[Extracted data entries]
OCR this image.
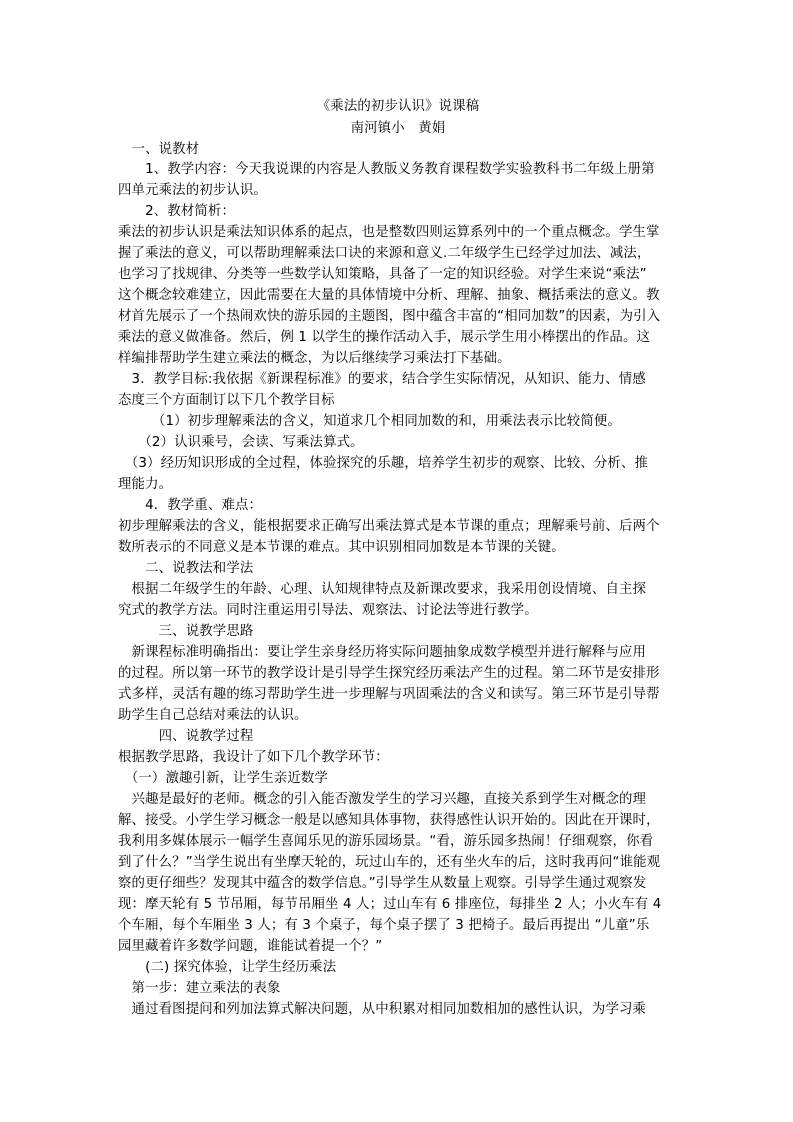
《乘法的初步认识》说课稿
南河镇小　黄娟
　一、说教材
　　1、教学内容：今天我说课的内容是人教版义务教育课程数学实验教科书二年级上册第
四单元乘法的初步认识。
　　2、教材简析：
乘法的初步认识是乘法知识体系的起点，也是整数四则运算系列中的一个重点概念。学生掌
握了乘法的意义，可以帮助理解乘法口诀的来源和意义.二年级学生已经学过加法、减法，
也学习了找规律、分类等一些数学认知策略，具备了一定的知识经验。对学生来说“乘法”
这个概念较难建立，因此需要在大量的具体情境中分析、理解、抽象、概括乘法的意义。教
材首先展示了一个热闹欢快的游乐园的主题图，图中蕴含丰富的“相同加数”的因素，为引入
乘法的意义做准备。然后，例 1 以学生的操作活动入手，展示学生用小棒摆出的作品。这
样编排帮助学生建立乘法的概念，为以后继续学习乘法打下基础。
　3．教学目标:我依据《新课程标准》的要求，结合学生实际情况，从知识、能力、情感
态度三个方面制订以下几个教学目标
　　　（1）初步理解乘法的含义，知道求几个相同加数的和，用乘法表示比较简便。
　　（2）认识乘号，会读、写乘法算式。
　（3）经历知识形成的全过程，体验探究的乐趣，培养学生初步的观察、比较、分析、推
理能力。
　　4．教学重、难点：
初步理解乘法的含义，能根据要求正确写出乘法算式是本节课的重点；理解乘号前、后两个
数所表示的不同意义是本节课的难点。其中识别相同加数是本节课的关键。
　　二、说教法和学法
　根据二年级学生的年龄、心理、认知规律特点及新课改要求，我采用创设情境、自主探
究式的教学方法。同时注重运用引导法、观察法、讨论法等进行教学。
　　　三、说教学思路
　新课程标准明确指出：要让学生亲身经历将实际问题抽象成数学模型并进行解释与应用
的过程。所以第一环节的教学设计是引导学生探究经历乘法产生的过程。第二环节是安排形
式多样，灵活有趣的练习帮助学生进一步理解与巩固乘法的含义和读写。第三环节是引导帮
助学生自己总结对乘法的认识。
　　　四、说教学过程
根据教学思路，我设计了如下几个教学环节：
　（一）激趣引新，让学生亲近数学
　兴趣是最好的老师。概念的引入能否激发学生的学习兴趣，直接关系到学生对概念的理
解、接受。小学生学习概念一般是以感知具体事物，获得感性认识开始的。因此在开课时，
我利用多媒体展示一幅学生喜闻乐见的游乐园场景。“看，游乐园多热闹！仔细观察，你看
到了什么？”当学生说出有坐摩天轮的，玩过山车的，还有坐火车的后，这时我再问“谁能观
察的更仔细些？发现其中蕴含的数学信息。”引导学生从数量上观察。引导学生通过观察发
现：摩天轮有 5 节吊厢，每节吊厢坐 4 人；过山车有 6 排座位，每排坐 2 人；小火车有 4
个车厢，每个车厢坐 3 人；有 3 个桌子，每个桌子摆了 3 把椅子。最后再提出 “儿童”乐
园里藏着许多数学问题，谁能试着提一个？”
　　(二) 探究体验，让学生经历乘法
　第一步：建立乘法的表象
　通过看图提问和列加法算式解决问题，从中积累对相同加数相加的感性认识，为学习乘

Aim of the exercise:
All of the data above should be quoted exactly, except for the pictures.

Solution:
OCR this image.
《乘法的初步认识》说课稿
南河镇小　黄娟
　一、说教材
　　1、教学内容：今天我说课的内容是人教版义务教育课程数学实验教科书二年级上册第
四单元乘法的初步认识。
　　2、教材简析：
乘法的初步认识是乘法知识体系的起点，也是整数四则运算系列中的一个重点概念。学生掌
握了乘法的意义，可以帮助理解乘法口诀的来源和意义.二年级学生已经学过加法、减法，
也学习了找规律、分类等一些数学认知策略，具备了一定的知识经验。对学生来说“乘法”
这个概念较难建立，因此需要在大量的具体情境中分析、理解、抽象、概括乘法的意义。教
材首先展示了一个热闹欢快的游乐园的主题图，图中蕴含丰富的“相同加数”的因素，为引入
乘法的意义做准备。然后，例 1 以学生的操作活动入手，展示学生用小棒摆出的作品。这
样编排帮助学生建立乘法的概念，为以后继续学习乘法打下基础。
　3．教学目标:我依据《新课程标准》的要求，结合学生实际情况，从知识、能力、情感
态度三个方面制订以下几个教学目标
　　　（1）初步理解乘法的含义，知道求几个相同加数的和，用乘法表示比较简便。
　　（2）认识乘号，会读、写乘法算式。
　（3）经历知识形成的全过程，体验探究的乐趣，培养学生初步的观察、比较、分析、推
理能力。
　　4．教学重、难点：
初步理解乘法的含义，能根据要求正确写出乘法算式是本节课的重点；理解乘号前、后两个
数所表示的不同意义是本节课的难点。其中识别相同加数是本节课的关键。
　　二、说教法和学法
　根据二年级学生的年龄、心理、认知规律特点及新课改要求，我采用创设情境、自主探
究式的教学方法。同时注重运用引导法、观察法、讨论法等进行教学。
　　　三、说教学思路
　新课程标准明确指出：要让学生亲身经历将实际问题抽象成数学模型并进行解释与应用
的过程。所以第一环节的教学设计是引导学生探究经历乘法产生的过程。第二环节是安排形
式多样，灵活有趣的练习帮助学生进一步理解与巩固乘法的含义和读写。第三环节是引导帮
助学生自己总结对乘法的认识。
　　　四、说教学过程
根据教学思路，我设计了如下几个教学环节：
　（一）激趣引新，让学生亲近数学
　兴趣是最好的老师。概念的引入能否激发学生的学习兴趣，直接关系到学生对概念的理
解、接受。小学生学习概念一般是以感知具体事物，获得感性认识开始的。因此在开课时，
我利用多媒体展示一幅学生喜闻乐见的游乐园场景。“看，游乐园多热闹！仔细观察，你看
到了什么？”当学生说出有坐摩天轮的，玩过山车的，还有坐火车的后，这时我再问“谁能观
察的更仔细些？发现其中蕴含的数学信息。”引导学生从数量上观察。引导学生通过观察发
现：摩天轮有 5 节吊厢，每节吊厢坐 4 人；过山车有 6 排座位，每排坐 2 人；小火车有 4
个车厢，每个车厢坐 3 人；有 3 个桌子，每个桌子摆了 3 把椅子。最后再提出 “儿童”乐
园里藏着许多数学问题，谁能试着提一个？”
　　(二) 探究体验，让学生经历乘法
　第一步：建立乘法的表象
　通过看图提问和列加法算式解决问题，从中积累对相同加数相加的感性认识，为学习乘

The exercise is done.